# Start of Material supplied

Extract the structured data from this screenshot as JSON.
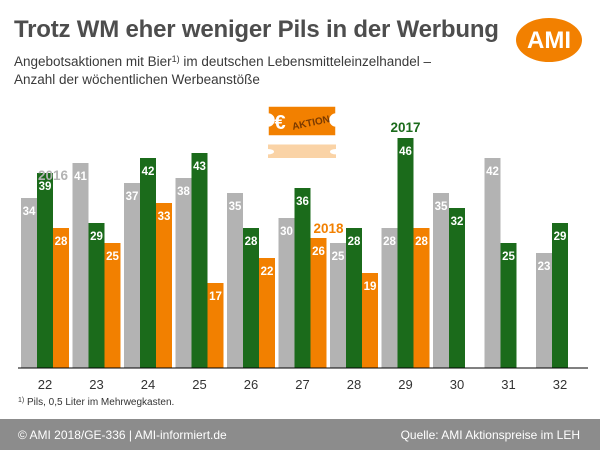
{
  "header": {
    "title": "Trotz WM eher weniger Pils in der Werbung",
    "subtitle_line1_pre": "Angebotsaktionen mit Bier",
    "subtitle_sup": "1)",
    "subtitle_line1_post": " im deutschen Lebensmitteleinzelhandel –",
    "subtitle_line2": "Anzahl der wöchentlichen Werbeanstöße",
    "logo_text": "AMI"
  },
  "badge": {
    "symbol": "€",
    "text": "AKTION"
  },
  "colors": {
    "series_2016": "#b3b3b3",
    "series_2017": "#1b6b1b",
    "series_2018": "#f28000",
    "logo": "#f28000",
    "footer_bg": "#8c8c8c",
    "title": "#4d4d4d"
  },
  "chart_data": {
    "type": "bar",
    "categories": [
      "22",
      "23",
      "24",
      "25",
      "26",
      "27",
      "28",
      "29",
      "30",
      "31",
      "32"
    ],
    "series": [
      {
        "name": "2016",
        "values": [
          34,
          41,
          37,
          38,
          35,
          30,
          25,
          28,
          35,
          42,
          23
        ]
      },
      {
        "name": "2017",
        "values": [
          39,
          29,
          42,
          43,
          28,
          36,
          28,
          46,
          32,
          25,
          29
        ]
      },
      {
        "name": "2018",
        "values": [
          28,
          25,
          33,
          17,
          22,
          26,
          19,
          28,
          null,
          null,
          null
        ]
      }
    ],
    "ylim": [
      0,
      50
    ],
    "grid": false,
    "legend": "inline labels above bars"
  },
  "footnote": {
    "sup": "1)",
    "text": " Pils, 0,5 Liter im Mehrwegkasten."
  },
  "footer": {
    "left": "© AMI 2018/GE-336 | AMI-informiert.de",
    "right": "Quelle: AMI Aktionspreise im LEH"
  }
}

# End of Material supplied
# Start of Material supplied

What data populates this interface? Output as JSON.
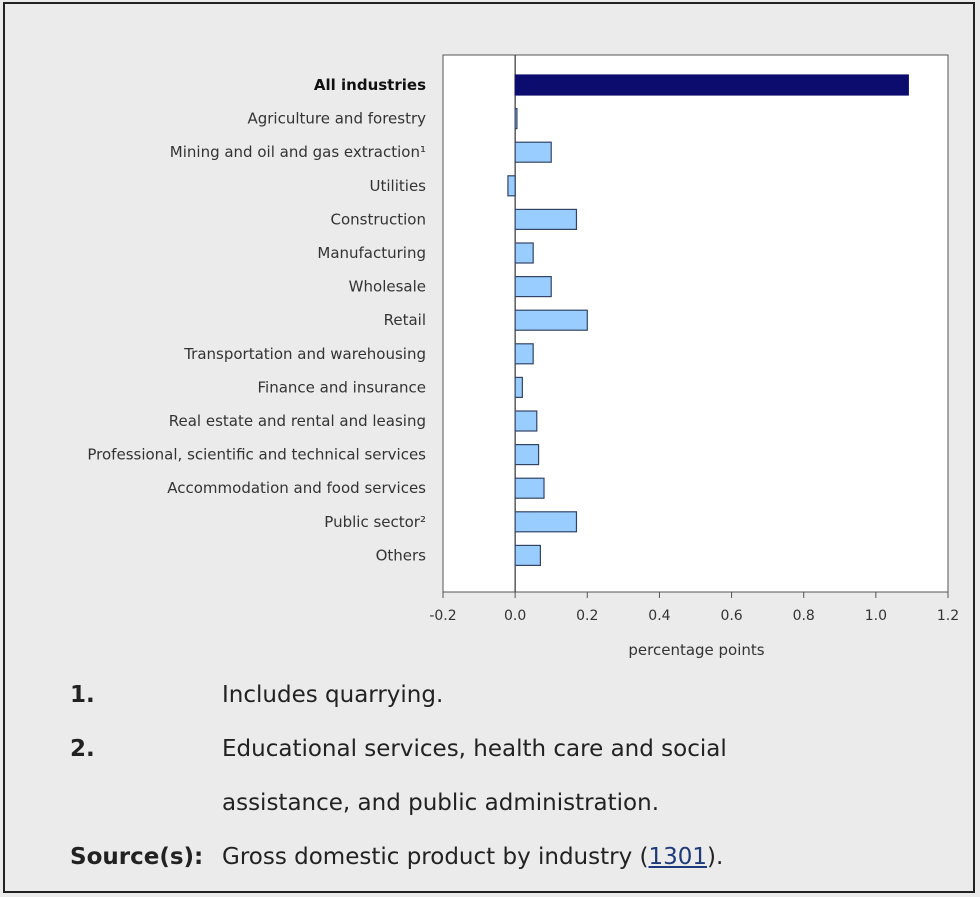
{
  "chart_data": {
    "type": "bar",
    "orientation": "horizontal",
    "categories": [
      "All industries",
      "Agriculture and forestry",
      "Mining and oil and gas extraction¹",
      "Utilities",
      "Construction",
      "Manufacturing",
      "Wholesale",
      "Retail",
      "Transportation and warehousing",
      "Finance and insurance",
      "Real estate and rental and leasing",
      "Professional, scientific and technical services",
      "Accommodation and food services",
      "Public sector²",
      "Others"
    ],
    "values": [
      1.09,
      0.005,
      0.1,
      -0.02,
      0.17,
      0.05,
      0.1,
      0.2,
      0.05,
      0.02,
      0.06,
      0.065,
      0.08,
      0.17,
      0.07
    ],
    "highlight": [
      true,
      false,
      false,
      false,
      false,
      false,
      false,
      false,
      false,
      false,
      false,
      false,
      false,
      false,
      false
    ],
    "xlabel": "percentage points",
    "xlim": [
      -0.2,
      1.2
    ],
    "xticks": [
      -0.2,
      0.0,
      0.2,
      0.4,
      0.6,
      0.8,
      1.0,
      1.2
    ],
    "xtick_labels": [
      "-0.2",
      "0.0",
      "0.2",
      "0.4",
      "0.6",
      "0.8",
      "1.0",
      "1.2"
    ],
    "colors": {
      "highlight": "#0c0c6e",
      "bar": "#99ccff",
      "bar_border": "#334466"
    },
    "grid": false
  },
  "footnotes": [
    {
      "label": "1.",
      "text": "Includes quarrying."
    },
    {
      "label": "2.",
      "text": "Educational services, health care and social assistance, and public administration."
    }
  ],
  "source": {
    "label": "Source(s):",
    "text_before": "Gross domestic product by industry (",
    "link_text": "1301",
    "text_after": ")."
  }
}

# End of Material supplied

> **Problem description**: Look over the listing. Pull out every line with the string "services" in it.

> **Finished exercise**:
      "Professional, scientific and technical services",
      "Accommodation and food services",
      "text": "Educational services, health care and social assistance, and public administration."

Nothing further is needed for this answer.